Instructions to follow: From the entries that follow, extract each line holding the string "Patentanwälte".

Extracted records:
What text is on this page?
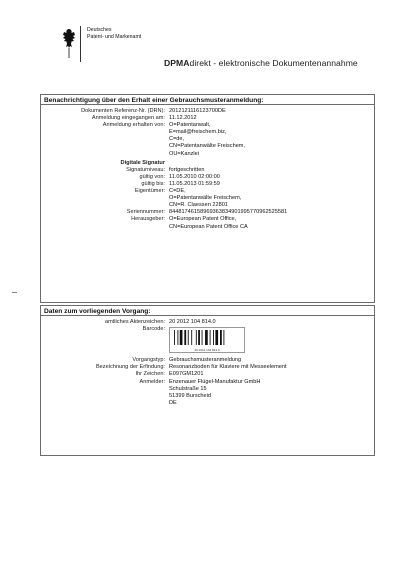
Deutsches
Patent- und Markenamt
DPMAdirekt - elektronische Dokumentenannahme
Benachrichtigung über den Erhalt einer Gebrauchsmusteranmeldung:
Dokumenten Referenz-Nr. (DRN): 2012121116123700DE
Anmeldung eingegangen am: 11.12.2012
Anmeldung erhalten von: O=Patentanwalt,
E=mail@freischem.biz,
C=de,
CN=Patentanwälte Freischem,
OU=Kanzlei
Digitale Signatur
Signaturniveau: fortgeschritten
gültig von: 11.05.2010 02:00:00
gültig bis: 11.05.2013 01:59:59
Eigentümer: C=DE,
O=Patentanwälte Freischem,
CN=R. Claessen 22801
Seriennummer: 84481746158969363834901995770962525581
Herausgeber: O=European Patent Office,
CN=European Patent Office CA
Daten zum vorliegenden Vorgang:
amtliches Aktenzeichen: 20 2012 104 814.0
Barcode:
20 2012 104 814.0
Vorgangstyp: Gebrauchsmusteranmeldung
Bezeichnung der Erfindung: Resonanzboden für Klaviere mit Messeelement
Ihr Zeichen: E097GM1201
Anmelder: Enzenauer Flügel-Manufaktur GmbH
Schulstraße 15
51399 Burscheid
DE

The result:
CN=Patentanwälte Freischem,
O=Patentanwälte Freischem,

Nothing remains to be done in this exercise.